── Records provided ──

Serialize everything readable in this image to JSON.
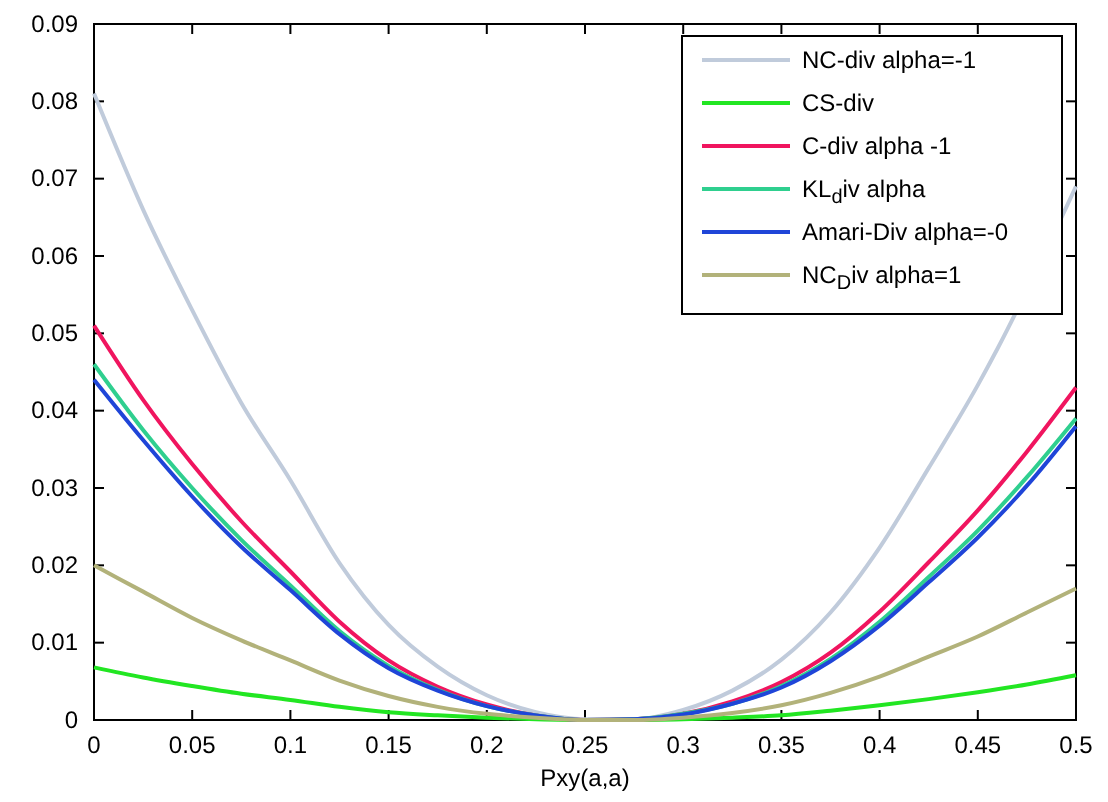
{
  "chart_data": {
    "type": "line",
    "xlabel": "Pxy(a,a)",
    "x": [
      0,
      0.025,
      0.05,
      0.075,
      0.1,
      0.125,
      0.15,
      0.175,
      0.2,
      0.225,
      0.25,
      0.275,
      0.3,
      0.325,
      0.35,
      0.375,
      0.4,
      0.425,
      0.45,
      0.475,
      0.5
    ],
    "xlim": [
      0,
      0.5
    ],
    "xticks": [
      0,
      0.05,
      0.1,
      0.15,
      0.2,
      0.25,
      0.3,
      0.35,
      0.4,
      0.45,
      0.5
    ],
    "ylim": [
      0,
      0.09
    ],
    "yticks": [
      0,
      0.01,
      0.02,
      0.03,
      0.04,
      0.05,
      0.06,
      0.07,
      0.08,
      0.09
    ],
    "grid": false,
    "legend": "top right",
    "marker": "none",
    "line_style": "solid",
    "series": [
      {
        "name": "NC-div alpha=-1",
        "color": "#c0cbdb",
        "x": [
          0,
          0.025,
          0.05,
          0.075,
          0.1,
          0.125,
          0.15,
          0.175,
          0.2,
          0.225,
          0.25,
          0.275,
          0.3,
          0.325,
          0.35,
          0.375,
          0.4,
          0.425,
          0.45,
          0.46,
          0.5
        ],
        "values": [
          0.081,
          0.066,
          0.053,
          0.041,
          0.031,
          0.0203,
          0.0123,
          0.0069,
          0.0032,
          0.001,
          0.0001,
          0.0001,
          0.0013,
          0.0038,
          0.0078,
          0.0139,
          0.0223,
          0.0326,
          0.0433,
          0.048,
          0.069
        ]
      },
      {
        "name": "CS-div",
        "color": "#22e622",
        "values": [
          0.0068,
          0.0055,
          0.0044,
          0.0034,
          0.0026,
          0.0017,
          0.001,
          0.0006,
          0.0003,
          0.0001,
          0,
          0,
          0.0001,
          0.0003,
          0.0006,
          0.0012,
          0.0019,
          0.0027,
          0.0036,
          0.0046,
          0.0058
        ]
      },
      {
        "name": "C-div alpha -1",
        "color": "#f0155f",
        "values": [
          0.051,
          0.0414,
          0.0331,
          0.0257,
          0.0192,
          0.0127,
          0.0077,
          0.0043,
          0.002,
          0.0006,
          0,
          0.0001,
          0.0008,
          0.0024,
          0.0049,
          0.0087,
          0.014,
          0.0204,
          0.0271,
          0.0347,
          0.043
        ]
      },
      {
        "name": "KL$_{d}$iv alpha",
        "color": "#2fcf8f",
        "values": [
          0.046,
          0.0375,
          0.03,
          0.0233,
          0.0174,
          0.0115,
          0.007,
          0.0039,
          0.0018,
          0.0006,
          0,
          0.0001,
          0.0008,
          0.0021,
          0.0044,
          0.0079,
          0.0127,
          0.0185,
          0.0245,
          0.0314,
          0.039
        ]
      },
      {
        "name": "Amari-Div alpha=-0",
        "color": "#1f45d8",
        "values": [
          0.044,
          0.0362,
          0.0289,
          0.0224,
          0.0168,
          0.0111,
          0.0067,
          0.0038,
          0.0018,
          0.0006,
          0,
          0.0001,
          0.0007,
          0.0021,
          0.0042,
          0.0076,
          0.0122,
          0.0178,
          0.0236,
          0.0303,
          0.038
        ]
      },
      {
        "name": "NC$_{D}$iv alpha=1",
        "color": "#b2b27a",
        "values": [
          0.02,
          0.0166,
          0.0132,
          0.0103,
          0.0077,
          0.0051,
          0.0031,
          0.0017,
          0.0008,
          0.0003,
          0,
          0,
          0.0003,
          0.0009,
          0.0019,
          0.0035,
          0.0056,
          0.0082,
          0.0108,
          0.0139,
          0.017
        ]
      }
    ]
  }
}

───

Tally the lines in this data that hold the word "color" and state only the count.

- The answer
6